» **DESCRIPTION OF THE TASK**
From the blog post on the Republican race for Fort Wayne City Council "at-large," reproduce word for word the passage that begins with the words containing "Sam Talarico and" and ends with "often then not.".

══ DOCUMENT ══

Wednesday, May 09, 2007

Republican race for Fort Wayne City Council "at-large"

Sam Talarico and I had a friendly bet about this race.

Before I get into our predictions and the results I want to say that this race is about as depressing as the Mayor's race was encouraging for me.

I agree with Sam Talarico that the six Republican candidates were all strong candidates and that each of the six candidates could have won many of the previous "at-large" races.

This contest proves to me beyond "the shadow of a doubt" that the voters choose which candidates to vote for based on "name recognition" more often then not.

One of most contentious issues in this race was Harrison Square. I think everyone agrees that a majority of Republican voters opposed the Harrison Square Project as proposed. Sam Talarico has admitted this several times and he is one of the project's staunchest supporters. Brown, Bender, and Crawford all supported Harrison Square. I would have thought that this would have hurt them. This shows you that I do not have a career as a "pundit." The three losing candidates either opposed the project or were "on the fence."

Another contentious issue is the smoking ban. Bar owners are upset (And they SHOULD be) that Fort Wayne City Council is getting into their affairs and trying to put them out of business. Bender supports making the smoking ban less restrictive. Brown and Crawford support the ban as is.

I looked at their campaign finance reports a couple of weeks ago, so my numbers are not current; however, I believe that they spent money as follows: Crawford spent the most by a lot, then Mildred, then Gutman, then Brown, then Morris, then Bender.

I truly think that people often vote based on name recognition. Marty Bender is well known due to his previous time on City Council and his current position in the Fort Wayne police department. Liz Brown has some name recognicition due to her recent campaign for School Board and may have got same name recognition due to the recent Bill Brown campaign. Doctor Crawford has a lot of name recognition as well.

═══
══ DATA ══

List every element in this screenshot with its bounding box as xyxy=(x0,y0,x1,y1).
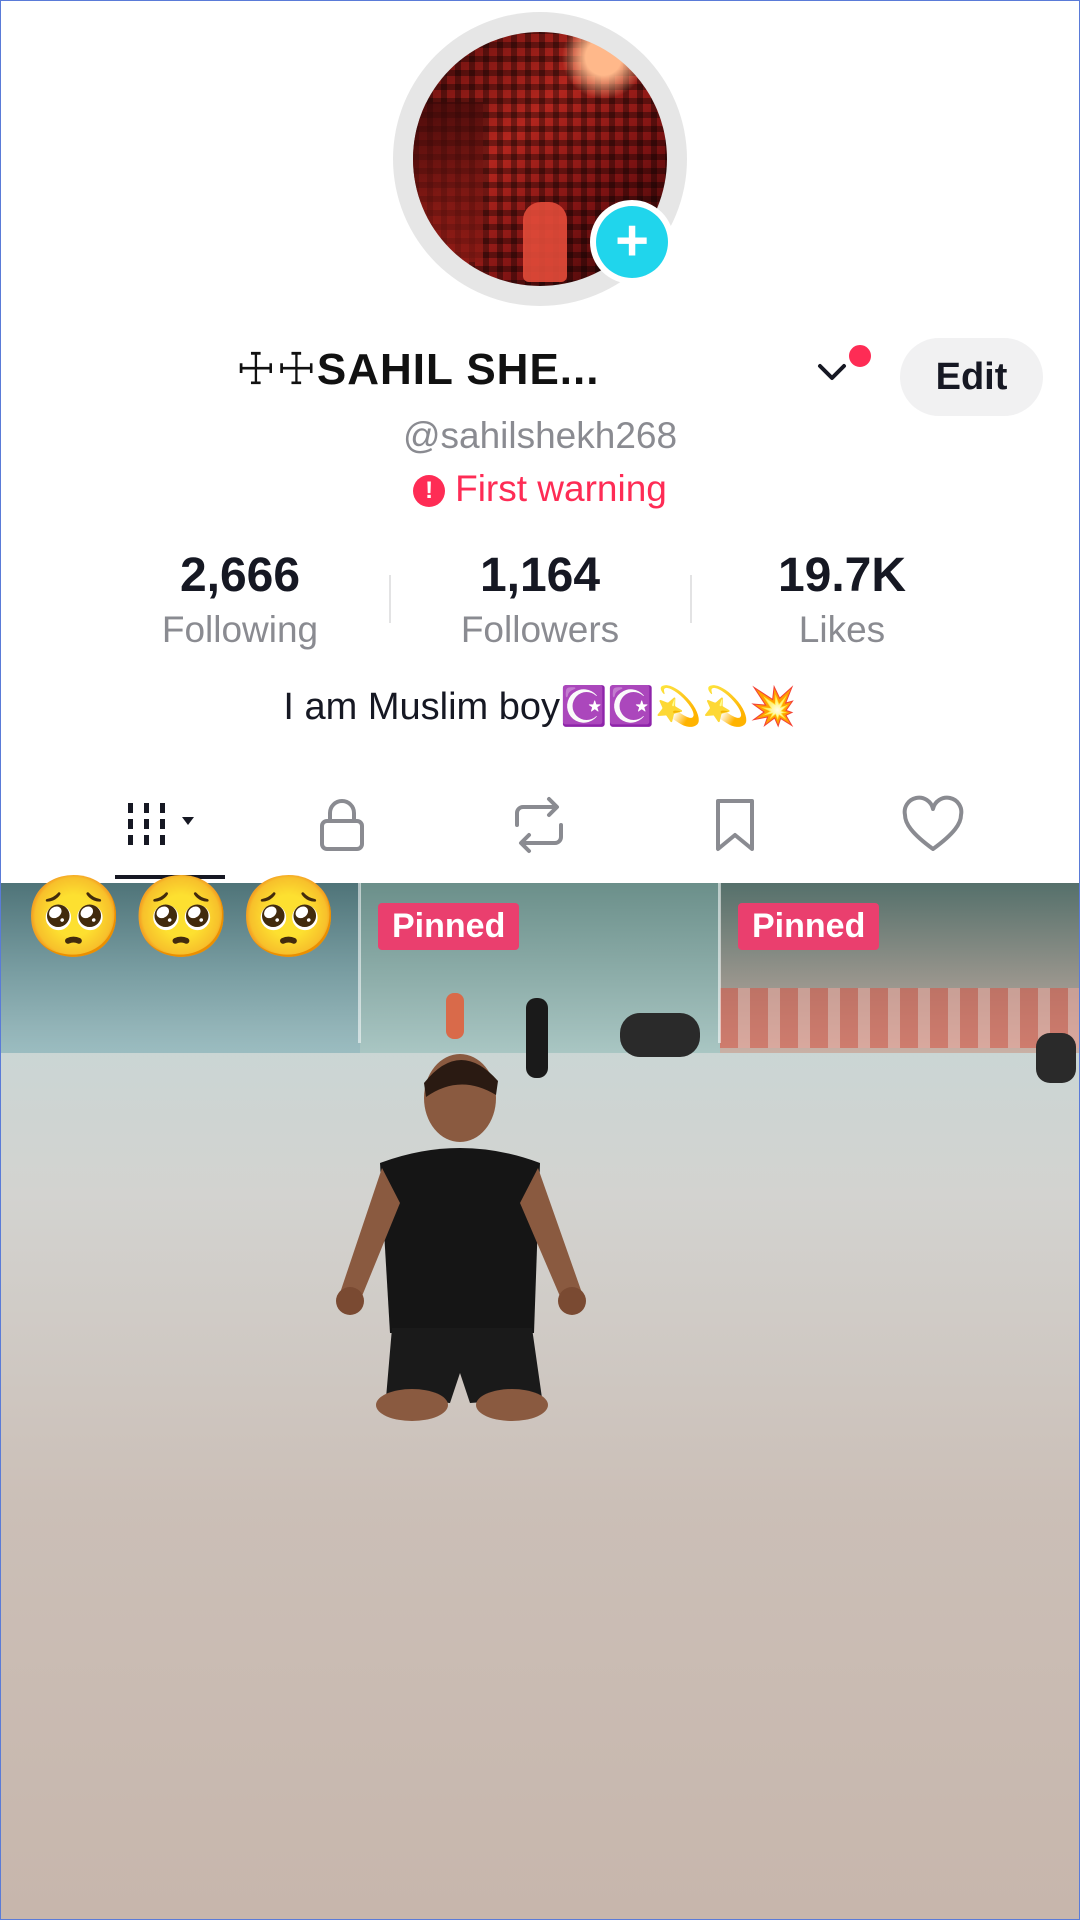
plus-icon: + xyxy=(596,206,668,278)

═══

» **OUTPUT OF THE EXERCISE**
Sam Talarico and I had a friendly bet about this race.

Before I get into our predictions and the results I want to say that this race is about as depressing as the Mayor's race was encouraging for me.

I agree with Sam Talarico that the six Republican candidates were all strong candidates and that each of the six candidates could have won many of the previous "at-large" races.

This contest proves to me beyond "the shadow of a doubt" that the voters choose which candidates to vote for based on "name recognition" more often then not.